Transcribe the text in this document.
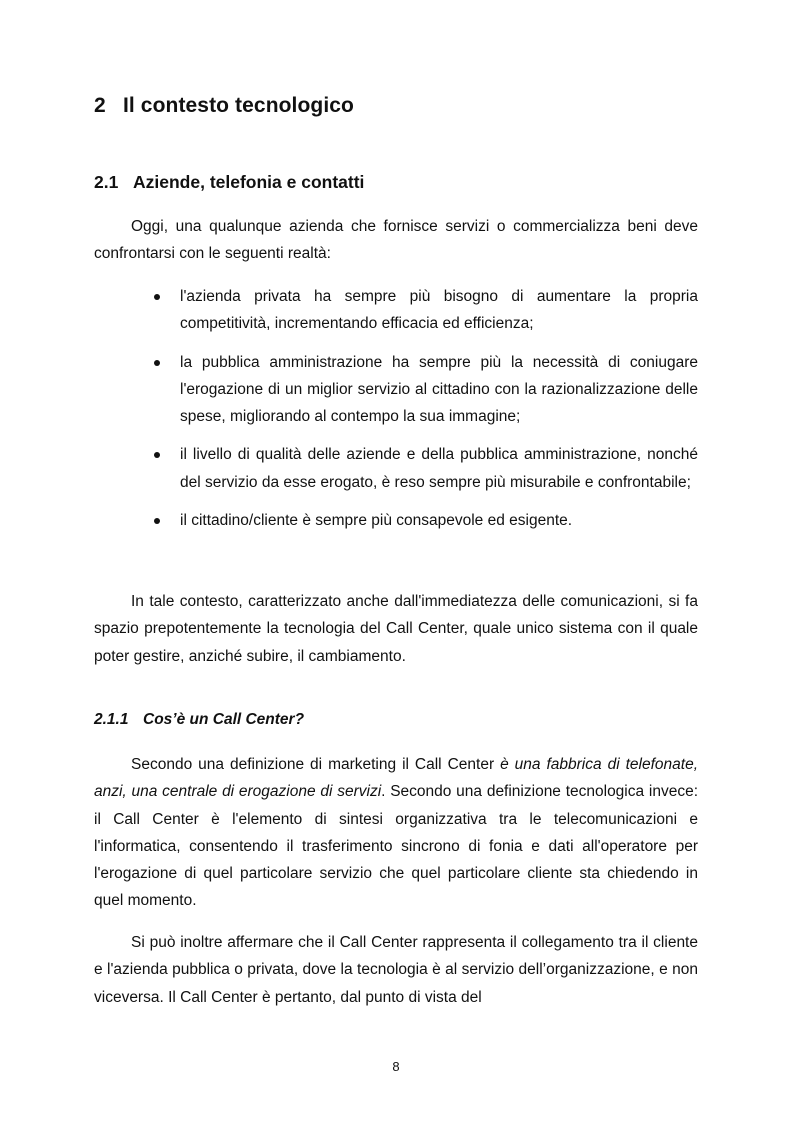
2 Il contesto tecnologico
2.1 Aziende, telefonia e contatti

Oggi, una qualunque azienda che fornisce servizi o commercializza beni deve confrontarsi con le seguenti realtà:

l'azienda privata ha sempre più bisogno di aumentare la propria competitività, incrementando efficacia ed efficienza;
la pubblica amministrazione ha sempre più la necessità di coniugare l'erogazione di un miglior servizio al cittadino con la razionalizzazione delle spese, migliorando al contempo la sua immagine;
il livello di qualità delle aziende e della pubblica amministrazione, nonché del servizio da esse erogato, è reso sempre più misurabile e confrontabile;
il cittadino/cliente è sempre più consapevole ed esigente.

In tale contesto, caratterizzato anche dall'immediatezza delle comunicazioni, si fa spazio prepotentemente la tecnologia del Call Center, quale unico sistema con il quale poter gestire, anziché subire, il cambiamento.

2.1.1 Cos’è un Call Center?

Secondo una definizione di marketing il Call Center è una fabbrica di telefonate, anzi, una centrale di erogazione di servizi. Secondo una definizione tecnologica invece: il Call Center è l'elemento di sintesi organizzativa tra le telecomunicazioni e l'informatica, consentendo il trasferimento sincrono di fonia e dati all'operatore per l'erogazione di quel particolare servizio che quel particolare cliente sta chiedendo in quel momento.

Si può inoltre affermare che il Call Center rappresenta il collegamento tra il cliente e l'azienda pubblica o privata, dove la tecnologia è al servizio dell’organizzazione, e non viceversa. Il Call Center è pertanto, dal punto di vista del

8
* * * * *
### AIM:
Check each line above for the word "contesto", and copy the lines where it appears.

### COMPLETE RESPONSE:
2 Il contesto tecnologico
In tale contesto, caratterizzato anche dall'immediatezza delle comunicazioni, si fa spazio prepotentemente la tecnologia del Call Center, quale unico sistema con il quale poter gestire, anziché subire, il cambiamento.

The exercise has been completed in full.